DATA PROVIDED:

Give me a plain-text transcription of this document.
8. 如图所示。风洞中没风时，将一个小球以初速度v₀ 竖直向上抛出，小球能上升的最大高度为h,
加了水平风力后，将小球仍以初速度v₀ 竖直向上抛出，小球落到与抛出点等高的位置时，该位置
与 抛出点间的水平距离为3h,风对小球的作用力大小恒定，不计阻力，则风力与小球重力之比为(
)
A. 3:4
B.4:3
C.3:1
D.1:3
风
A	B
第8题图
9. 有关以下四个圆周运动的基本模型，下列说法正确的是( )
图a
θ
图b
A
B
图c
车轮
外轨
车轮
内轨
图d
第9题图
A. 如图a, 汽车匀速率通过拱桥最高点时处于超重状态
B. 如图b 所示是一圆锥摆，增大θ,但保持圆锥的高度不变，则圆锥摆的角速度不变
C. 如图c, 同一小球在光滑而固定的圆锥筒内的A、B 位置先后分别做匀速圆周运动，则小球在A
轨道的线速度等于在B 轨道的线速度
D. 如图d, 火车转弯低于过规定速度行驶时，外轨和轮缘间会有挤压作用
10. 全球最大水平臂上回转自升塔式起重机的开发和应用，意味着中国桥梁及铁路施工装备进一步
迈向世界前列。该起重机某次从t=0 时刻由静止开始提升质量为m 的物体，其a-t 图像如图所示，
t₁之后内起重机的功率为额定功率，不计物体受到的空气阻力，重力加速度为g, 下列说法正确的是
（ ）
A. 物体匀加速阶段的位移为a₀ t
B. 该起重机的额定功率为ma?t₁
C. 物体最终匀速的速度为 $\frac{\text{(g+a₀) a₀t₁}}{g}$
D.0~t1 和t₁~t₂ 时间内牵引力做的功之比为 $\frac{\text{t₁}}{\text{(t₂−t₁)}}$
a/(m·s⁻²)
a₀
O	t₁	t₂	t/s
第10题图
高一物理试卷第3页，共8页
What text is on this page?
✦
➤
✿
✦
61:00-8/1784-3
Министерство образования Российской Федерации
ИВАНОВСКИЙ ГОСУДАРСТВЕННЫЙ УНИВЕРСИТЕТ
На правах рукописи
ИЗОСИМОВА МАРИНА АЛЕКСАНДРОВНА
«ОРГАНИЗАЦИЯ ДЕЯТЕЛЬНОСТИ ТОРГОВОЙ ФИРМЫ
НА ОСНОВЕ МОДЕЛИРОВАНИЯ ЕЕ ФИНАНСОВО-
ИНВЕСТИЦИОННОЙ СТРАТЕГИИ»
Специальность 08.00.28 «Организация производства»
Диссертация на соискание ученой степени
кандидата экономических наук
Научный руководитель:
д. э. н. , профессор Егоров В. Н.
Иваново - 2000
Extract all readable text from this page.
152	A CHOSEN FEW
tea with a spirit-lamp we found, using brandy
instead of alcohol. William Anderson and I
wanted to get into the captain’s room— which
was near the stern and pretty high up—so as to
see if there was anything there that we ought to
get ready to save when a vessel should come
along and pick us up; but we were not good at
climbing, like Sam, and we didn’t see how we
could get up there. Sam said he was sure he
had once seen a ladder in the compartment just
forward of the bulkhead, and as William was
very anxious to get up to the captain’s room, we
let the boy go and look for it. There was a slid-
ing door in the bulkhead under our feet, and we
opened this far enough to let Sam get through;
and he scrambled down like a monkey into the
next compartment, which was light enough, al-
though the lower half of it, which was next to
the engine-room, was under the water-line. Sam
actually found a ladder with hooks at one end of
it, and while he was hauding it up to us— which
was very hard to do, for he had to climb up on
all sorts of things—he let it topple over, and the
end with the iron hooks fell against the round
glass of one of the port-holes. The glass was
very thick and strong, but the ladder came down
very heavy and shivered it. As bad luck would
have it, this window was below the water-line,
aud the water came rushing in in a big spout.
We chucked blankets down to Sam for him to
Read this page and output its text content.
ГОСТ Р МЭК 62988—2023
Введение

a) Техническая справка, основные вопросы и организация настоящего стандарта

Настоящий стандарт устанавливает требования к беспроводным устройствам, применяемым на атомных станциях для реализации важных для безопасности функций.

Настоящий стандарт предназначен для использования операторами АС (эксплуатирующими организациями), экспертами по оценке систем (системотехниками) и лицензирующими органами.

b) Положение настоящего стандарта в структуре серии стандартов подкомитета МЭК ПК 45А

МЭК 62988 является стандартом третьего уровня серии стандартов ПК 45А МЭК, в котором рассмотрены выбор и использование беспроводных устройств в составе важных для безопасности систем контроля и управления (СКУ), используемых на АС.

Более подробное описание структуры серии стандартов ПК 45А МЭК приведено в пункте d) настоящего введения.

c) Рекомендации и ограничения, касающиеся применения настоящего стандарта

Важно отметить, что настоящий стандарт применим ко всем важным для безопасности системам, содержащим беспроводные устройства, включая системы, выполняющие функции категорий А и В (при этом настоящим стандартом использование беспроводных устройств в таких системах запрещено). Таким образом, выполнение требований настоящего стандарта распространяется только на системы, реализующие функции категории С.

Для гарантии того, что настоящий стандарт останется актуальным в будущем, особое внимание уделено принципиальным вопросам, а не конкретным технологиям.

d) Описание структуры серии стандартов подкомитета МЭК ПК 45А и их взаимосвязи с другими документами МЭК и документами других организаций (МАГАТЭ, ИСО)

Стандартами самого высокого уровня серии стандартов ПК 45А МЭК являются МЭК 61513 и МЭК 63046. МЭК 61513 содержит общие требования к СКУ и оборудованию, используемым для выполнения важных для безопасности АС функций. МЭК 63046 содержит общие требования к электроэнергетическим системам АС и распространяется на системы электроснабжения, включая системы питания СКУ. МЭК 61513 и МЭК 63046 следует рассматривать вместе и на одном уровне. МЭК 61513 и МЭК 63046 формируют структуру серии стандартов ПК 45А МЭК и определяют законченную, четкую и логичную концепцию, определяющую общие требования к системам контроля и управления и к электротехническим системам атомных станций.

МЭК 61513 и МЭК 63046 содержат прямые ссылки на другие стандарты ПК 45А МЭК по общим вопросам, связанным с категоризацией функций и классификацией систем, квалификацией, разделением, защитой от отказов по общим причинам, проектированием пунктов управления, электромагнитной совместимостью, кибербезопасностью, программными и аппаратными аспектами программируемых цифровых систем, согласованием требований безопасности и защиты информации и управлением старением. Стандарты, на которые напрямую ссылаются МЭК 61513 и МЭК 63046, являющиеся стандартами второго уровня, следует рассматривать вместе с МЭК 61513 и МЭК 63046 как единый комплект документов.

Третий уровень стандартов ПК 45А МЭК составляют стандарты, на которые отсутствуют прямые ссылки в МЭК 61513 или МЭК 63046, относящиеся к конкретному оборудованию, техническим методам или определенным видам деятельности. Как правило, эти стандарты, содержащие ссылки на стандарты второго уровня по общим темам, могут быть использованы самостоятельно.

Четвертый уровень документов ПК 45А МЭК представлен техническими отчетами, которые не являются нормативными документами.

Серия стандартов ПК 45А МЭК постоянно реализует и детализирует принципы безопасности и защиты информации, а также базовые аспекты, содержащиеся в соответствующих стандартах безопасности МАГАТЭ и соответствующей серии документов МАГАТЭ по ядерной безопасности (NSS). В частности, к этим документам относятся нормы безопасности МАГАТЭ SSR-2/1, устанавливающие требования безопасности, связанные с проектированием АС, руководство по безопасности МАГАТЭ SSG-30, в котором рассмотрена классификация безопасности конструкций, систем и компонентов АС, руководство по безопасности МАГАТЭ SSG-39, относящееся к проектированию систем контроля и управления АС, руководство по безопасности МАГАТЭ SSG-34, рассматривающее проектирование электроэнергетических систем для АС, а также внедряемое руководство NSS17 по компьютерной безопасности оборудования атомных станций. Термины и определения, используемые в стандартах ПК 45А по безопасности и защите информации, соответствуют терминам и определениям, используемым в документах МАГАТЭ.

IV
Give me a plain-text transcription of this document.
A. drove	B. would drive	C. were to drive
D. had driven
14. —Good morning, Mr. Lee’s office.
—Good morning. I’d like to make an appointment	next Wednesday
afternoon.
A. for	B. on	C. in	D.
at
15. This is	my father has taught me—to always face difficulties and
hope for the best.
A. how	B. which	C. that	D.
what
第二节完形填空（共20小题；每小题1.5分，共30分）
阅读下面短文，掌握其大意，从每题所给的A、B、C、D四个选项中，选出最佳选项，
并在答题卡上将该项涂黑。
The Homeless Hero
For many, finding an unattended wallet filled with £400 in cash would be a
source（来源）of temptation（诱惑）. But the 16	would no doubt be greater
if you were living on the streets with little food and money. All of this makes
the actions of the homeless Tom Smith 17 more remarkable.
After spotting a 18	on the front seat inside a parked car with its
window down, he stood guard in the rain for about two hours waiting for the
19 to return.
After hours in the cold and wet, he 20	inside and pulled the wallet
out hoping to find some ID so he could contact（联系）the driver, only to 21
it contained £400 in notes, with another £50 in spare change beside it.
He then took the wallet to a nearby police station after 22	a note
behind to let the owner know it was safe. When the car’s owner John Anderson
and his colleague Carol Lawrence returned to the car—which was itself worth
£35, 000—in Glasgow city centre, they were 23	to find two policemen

SHORT TASK: Reply with nothing but the number of lines that contain the word "found".

WRITTEN SOLUTION: 2